Start LISTED ENTRIES
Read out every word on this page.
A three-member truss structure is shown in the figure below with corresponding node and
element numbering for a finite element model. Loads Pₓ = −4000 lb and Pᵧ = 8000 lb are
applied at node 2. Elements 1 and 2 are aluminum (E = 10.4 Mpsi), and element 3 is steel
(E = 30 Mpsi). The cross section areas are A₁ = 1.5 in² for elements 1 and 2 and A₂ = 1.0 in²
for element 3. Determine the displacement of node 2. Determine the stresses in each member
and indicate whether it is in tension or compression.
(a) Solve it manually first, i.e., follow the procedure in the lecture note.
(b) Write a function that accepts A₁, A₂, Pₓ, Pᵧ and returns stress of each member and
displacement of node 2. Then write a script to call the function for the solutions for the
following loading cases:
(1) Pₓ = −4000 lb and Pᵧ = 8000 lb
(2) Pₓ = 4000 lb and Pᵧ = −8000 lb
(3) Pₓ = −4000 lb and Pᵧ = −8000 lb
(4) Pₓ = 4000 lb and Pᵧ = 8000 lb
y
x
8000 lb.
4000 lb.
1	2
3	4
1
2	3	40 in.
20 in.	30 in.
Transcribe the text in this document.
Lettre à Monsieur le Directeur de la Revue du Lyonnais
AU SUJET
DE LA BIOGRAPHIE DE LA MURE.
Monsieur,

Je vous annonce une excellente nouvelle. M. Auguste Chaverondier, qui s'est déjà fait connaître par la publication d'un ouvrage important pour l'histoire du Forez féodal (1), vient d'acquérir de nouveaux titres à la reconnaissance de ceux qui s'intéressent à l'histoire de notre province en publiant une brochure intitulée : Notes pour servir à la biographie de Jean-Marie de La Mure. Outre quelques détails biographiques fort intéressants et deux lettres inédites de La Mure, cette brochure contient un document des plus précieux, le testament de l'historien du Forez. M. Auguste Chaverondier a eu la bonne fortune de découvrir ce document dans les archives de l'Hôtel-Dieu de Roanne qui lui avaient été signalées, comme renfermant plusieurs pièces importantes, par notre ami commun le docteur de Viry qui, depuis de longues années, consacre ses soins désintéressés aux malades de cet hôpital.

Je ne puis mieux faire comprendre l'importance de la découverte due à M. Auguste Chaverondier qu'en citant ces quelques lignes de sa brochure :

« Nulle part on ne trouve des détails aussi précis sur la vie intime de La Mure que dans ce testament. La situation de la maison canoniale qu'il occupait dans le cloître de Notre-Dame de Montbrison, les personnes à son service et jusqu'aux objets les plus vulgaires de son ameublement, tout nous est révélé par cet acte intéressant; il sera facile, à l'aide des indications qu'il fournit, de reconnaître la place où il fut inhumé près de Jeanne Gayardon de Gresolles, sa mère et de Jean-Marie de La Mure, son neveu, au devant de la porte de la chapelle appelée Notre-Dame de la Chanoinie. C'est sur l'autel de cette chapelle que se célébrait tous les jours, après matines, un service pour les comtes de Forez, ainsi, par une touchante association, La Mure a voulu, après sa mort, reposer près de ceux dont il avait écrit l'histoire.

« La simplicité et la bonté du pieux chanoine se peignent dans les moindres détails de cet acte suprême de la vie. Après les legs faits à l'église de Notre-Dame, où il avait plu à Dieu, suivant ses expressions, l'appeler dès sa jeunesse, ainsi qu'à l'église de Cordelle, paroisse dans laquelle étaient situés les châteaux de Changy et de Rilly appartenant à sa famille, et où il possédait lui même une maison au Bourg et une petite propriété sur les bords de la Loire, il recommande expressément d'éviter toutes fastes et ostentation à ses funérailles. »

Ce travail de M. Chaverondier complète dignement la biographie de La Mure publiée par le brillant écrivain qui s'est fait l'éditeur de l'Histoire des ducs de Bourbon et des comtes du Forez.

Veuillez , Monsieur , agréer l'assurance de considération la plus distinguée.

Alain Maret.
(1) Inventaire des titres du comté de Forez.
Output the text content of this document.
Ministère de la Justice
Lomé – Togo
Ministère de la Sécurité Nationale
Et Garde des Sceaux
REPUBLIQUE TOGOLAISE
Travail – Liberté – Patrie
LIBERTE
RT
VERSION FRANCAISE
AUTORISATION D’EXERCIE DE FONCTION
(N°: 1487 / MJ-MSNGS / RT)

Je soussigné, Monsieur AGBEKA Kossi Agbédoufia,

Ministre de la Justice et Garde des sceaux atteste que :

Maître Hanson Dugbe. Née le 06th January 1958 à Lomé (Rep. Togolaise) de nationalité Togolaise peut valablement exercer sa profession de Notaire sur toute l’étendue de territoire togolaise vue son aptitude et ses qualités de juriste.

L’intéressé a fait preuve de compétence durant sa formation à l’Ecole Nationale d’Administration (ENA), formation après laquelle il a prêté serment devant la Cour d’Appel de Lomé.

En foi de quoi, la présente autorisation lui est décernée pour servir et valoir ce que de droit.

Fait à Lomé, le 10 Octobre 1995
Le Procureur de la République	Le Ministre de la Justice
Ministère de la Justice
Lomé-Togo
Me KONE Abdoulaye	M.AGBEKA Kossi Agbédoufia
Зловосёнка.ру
End LISTED ENTRIES
YOUR TASK ▸ Extract from the data every line where "Lomé" shows up.

FULL RESPONSE ▸
Lomé – Togo
Maître Hanson Dugbe. Née le 06th January 1958 à Lomé (Rep. Togolaise) de nationalité Togolaise peut valablement exercer sa profession de Notaire sur toute l’étendue de territoire togolaise vue son aptitude et ses qualités de juriste.
L’intéressé a fait preuve de compétence durant sa formation à l’Ecole Nationale d’Administration (ENA), formation après laquelle il a prêté serment devant la Cour d’Appel de Lomé.
Fait à Lomé, le 10 Octobre 1995
Lomé-Togo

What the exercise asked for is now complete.